# DESCRIPTION OF THE TASK
Print the full listing exactly.

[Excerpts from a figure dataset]

***

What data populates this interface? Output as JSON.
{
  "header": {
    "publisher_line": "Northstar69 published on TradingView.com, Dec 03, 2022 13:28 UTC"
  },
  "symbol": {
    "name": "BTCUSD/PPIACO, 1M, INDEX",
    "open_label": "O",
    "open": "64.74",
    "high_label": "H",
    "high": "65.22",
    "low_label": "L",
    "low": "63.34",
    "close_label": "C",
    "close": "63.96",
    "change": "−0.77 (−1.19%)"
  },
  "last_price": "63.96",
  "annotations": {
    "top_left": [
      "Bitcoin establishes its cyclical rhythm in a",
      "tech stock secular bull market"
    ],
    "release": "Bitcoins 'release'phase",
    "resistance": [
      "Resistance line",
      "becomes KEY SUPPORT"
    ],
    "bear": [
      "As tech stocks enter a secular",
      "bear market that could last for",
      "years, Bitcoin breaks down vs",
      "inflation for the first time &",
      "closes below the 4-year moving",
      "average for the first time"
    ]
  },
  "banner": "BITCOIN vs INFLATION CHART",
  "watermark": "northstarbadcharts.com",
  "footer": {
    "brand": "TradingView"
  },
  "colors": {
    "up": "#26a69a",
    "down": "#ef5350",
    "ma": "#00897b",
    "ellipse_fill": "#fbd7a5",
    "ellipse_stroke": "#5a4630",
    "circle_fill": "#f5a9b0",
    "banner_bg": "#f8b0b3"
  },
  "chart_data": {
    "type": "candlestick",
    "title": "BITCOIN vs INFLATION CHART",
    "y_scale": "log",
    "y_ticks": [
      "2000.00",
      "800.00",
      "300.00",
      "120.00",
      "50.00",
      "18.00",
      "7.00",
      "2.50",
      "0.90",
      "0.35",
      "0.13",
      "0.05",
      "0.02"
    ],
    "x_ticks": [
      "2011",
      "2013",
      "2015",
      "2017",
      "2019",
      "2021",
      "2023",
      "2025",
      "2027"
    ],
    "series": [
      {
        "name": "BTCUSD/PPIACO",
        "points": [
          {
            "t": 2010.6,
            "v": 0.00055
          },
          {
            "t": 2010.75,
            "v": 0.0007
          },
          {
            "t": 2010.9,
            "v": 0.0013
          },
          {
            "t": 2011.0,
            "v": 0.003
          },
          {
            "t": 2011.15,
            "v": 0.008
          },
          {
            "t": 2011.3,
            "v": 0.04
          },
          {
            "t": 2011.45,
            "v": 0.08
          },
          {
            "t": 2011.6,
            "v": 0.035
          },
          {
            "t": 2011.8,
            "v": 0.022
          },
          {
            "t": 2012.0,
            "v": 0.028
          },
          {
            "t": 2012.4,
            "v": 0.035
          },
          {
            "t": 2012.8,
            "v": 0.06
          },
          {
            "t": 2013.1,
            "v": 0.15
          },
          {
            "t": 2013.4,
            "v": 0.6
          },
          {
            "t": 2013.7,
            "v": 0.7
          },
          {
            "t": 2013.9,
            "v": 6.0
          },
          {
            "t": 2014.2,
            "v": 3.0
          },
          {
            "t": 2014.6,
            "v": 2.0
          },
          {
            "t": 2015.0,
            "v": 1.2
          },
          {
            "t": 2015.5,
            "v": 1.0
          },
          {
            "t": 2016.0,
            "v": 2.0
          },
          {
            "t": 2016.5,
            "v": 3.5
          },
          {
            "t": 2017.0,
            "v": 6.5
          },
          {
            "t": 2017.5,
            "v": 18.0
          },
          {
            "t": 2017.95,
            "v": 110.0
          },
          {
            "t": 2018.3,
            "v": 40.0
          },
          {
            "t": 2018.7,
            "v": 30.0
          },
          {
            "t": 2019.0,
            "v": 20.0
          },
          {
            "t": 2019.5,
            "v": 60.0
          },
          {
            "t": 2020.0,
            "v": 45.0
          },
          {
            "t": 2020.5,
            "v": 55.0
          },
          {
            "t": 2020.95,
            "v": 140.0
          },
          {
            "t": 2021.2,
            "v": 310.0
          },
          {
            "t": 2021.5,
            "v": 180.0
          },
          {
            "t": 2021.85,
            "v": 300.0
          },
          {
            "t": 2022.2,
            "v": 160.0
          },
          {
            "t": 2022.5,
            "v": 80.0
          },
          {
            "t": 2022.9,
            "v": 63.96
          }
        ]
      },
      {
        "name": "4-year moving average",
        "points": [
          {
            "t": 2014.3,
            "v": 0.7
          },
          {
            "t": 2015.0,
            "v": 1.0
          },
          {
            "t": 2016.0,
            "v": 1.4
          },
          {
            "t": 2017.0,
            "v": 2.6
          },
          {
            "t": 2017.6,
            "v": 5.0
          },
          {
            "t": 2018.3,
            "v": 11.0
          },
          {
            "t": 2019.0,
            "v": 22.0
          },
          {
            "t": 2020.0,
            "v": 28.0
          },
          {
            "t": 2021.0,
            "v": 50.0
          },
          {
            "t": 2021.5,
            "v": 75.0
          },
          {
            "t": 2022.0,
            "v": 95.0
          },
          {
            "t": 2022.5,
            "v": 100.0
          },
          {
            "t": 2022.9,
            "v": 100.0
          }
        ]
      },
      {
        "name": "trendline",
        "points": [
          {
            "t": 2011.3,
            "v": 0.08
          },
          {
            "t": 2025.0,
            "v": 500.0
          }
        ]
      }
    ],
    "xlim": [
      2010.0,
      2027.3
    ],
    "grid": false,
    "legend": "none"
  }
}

***

# SOLUTION FOR THIS TASK
What data populates this interface? Output as JSON.
{
  "header": {
    "publisher_line": "Northstar69 published on TradingView.com, Dec 03, 2022 13:28 UTC"
  },
  "symbol": {
    "name": "BTCUSD/PPIACO, 1M, INDEX",
    "open_label": "O",
    "open": "64.74",
    "high_label": "H",
    "high": "65.22",
    "low_label": "L",
    "low": "63.34",
    "close_label": "C",
    "close": "63.96",
    "change": "−0.77 (−1.19%)"
  },
  "last_price": "63.96",
  "annotations": {
    "top_left": [
      "Bitcoin establishes its cyclical rhythm in a",
      "tech stock secular bull market"
    ],
    "release": "Bitcoins 'release'phase",
    "resistance": [
      "Resistance line",
      "becomes KEY SUPPORT"
    ],
    "bear": [
      "As tech stocks enter a secular",
      "bear market that could last for",
      "years, Bitcoin breaks down vs",
      "inflation for the first time &",
      "closes below the 4-year moving",
      "average for the first time"
    ]
  },
  "banner": "BITCOIN vs INFLATION CHART",
  "watermark": "northstarbadcharts.com",
  "footer": {
    "brand": "TradingView"
  },
  "colors": {
    "up": "#26a69a",
    "down": "#ef5350",
    "ma": "#00897b",
    "ellipse_fill": "#fbd7a5",
    "ellipse_stroke": "#5a4630",
    "circle_fill": "#f5a9b0",
    "banner_bg": "#f8b0b3"
  },
  "chart_data": {
    "type": "candlestick",
    "title": "BITCOIN vs INFLATION CHART",
    "y_scale": "log",
    "y_ticks": [
      "2000.00",
      "800.00",
      "300.00",
      "120.00",
      "50.00",
      "18.00",
      "7.00",
      "2.50",
      "0.90",
      "0.35",
      "0.13",
      "0.05",
      "0.02"
    ],
    "x_ticks": [
      "2011",
      "2013",
      "2015",
      "2017",
      "2019",
      "2021",
      "2023",
      "2025",
      "2027"
    ],
    "series": [
      {
        "name": "BTCUSD/PPIACO",
        "points": [
          {
            "t": 2010.6,
            "v": 0.00055
          },
          {
            "t": 2010.75,
            "v": 0.0007
          },
          {
            "t": 2010.9,
            "v": 0.0013
          },
          {
            "t": 2011.0,
            "v": 0.003
          },
          {
            "t": 2011.15,
            "v": 0.008
          },
          {
            "t": 2011.3,
            "v": 0.04
          },
          {
            "t": 2011.45,
            "v": 0.08
          },
          {
            "t": 2011.6,
            "v": 0.035
          },
          {
            "t": 2011.8,
            "v": 0.022
          },
          {
            "t": 2012.0,
            "v": 0.028
          },
          {
            "t": 2012.4,
            "v": 0.035
          },
          {
            "t": 2012.8,
            "v": 0.06
          },
          {
            "t": 2013.1,
            "v": 0.15
          },
          {
            "t": 2013.4,
            "v": 0.6
          },
          {
            "t": 2013.7,
            "v": 0.7
          },
          {
            "t": 2013.9,
            "v": 6.0
          },
          {
            "t": 2014.2,
            "v": 3.0
          },
          {
            "t": 2014.6,
            "v": 2.0
          },
          {
            "t": 2015.0,
            "v": 1.2
          },
          {
            "t": 2015.5,
            "v": 1.0
          },
          {
            "t": 2016.0,
            "v": 2.0
          },
          {
            "t": 2016.5,
            "v": 3.5
          },
          {
            "t": 2017.0,
            "v": 6.5
          },
          {
            "t": 2017.5,
            "v": 18.0
          },
          {
            "t": 2017.95,
            "v": 110.0
          },
          {
            "t": 2018.3,
            "v": 40.0
          },
          {
            "t": 2018.7,
            "v": 30.0
          },
          {
            "t": 2019.0,
            "v": 20.0
          },
          {
            "t": 2019.5,
            "v": 60.0
          },
          {
            "t": 2020.0,
            "v": 45.0
          },
          {
            "t": 2020.5,
            "v": 55.0
          },
          {
            "t": 2020.95,
            "v": 140.0
          },
          {
            "t": 2021.2,
            "v": 310.0
          },
          {
            "t": 2021.5,
            "v": 180.0
          },
          {
            "t": 2021.85,
            "v": 300.0
          },
          {
            "t": 2022.2,
            "v": 160.0
          },
          {
            "t": 2022.5,
            "v": 80.0
          },
          {
            "t": 2022.9,
            "v": 63.96
          }
        ]
      },
      {
        "name": "4-year moving average",
        "points": [
          {
            "t": 2014.3,
            "v": 0.7
          },
          {
            "t": 2015.0,
            "v": 1.0
          },
          {
            "t": 2016.0,
            "v": 1.4
          },
          {
            "t": 2017.0,
            "v": 2.6
          },
          {
            "t": 2017.6,
            "v": 5.0
          },
          {
            "t": 2018.3,
            "v": 11.0
          },
          {
            "t": 2019.0,
            "v": 22.0
          },
          {
            "t": 2020.0,
            "v": 28.0
          },
          {
            "t": 2021.0,
            "v": 50.0
          },
          {
            "t": 2021.5,
            "v": 75.0
          },
          {
            "t": 2022.0,
            "v": 95.0
          },
          {
            "t": 2022.5,
            "v": 100.0
          },
          {
            "t": 2022.9,
            "v": 100.0
          }
        ]
      },
      {
        "name": "trendline",
        "points": [
          {
            "t": 2011.3,
            "v": 0.08
          },
          {
            "t": 2025.0,
            "v": 500.0
          }
        ]
      }
    ],
    "xlim": [
      2010.0,
      2027.3
    ],
    "grid": false,
    "legend": "none"
  }
}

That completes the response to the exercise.